*Stated task:*
Edit the part of the data that opens with the line containing "FancyBboxPatch shape — [4, 4, 405, 188]" and closes with the line containing "Text: Intense pain: Intense": rewrite those lines with every "pain" changed to "discomfort" and all else unchanged.

Extracted records:
┌──
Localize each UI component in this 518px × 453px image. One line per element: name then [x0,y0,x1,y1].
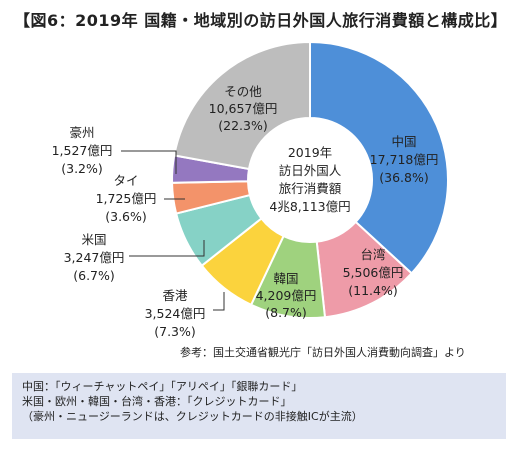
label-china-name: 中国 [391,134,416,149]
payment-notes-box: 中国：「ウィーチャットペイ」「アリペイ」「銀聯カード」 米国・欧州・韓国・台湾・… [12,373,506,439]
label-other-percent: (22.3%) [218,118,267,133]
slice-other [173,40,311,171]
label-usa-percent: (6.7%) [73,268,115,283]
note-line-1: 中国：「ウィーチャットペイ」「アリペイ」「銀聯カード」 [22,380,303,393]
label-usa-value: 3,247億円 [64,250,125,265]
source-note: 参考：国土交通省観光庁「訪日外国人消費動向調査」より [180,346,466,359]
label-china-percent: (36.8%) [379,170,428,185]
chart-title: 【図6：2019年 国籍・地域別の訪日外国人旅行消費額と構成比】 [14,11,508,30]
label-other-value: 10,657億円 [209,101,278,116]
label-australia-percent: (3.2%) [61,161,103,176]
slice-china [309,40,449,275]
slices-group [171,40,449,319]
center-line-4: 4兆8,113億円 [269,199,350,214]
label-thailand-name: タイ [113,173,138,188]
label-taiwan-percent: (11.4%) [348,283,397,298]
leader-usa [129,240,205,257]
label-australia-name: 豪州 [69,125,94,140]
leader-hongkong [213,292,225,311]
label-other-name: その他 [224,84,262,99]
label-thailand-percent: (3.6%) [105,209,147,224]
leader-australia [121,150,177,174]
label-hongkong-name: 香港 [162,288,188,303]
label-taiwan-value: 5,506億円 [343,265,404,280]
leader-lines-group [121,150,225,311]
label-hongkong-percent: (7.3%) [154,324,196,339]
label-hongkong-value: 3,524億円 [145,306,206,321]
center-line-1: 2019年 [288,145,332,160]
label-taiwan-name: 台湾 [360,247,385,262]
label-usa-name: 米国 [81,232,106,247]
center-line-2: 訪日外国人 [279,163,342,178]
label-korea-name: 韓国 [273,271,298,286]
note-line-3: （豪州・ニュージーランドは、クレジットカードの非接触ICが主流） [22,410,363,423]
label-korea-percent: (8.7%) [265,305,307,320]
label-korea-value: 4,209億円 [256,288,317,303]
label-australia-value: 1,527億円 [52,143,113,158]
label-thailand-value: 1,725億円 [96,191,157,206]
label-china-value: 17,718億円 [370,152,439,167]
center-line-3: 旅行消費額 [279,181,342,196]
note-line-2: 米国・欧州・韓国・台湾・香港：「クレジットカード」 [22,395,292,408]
└──
┌──
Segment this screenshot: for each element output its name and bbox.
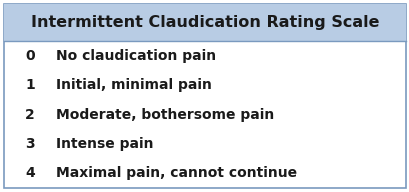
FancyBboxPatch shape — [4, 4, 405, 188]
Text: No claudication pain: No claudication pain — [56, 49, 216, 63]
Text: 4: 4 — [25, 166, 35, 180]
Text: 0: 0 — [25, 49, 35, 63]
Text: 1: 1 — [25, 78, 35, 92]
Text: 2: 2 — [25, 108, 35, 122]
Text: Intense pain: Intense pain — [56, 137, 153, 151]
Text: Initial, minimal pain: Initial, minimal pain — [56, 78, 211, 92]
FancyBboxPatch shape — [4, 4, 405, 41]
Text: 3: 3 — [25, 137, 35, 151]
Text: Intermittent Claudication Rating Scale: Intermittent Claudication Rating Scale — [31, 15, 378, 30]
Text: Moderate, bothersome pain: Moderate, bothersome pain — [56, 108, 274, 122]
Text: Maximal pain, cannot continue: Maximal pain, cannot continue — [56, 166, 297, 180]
└──
*Solved exercise:*
FancyBboxPatch shape — [4, 4, 405, 188]
Text: No claudication discomfort: No claudication discomfort — [56, 49, 216, 63]
Text: 4: 4 — [25, 166, 35, 180]
Text: 0: 0 — [25, 49, 35, 63]
Text: 1: 1 — [25, 78, 35, 92]
Text: 2: 2 — [25, 108, 35, 122]
Text: Intense discomfort: Intense discomfort — [56, 137, 153, 151]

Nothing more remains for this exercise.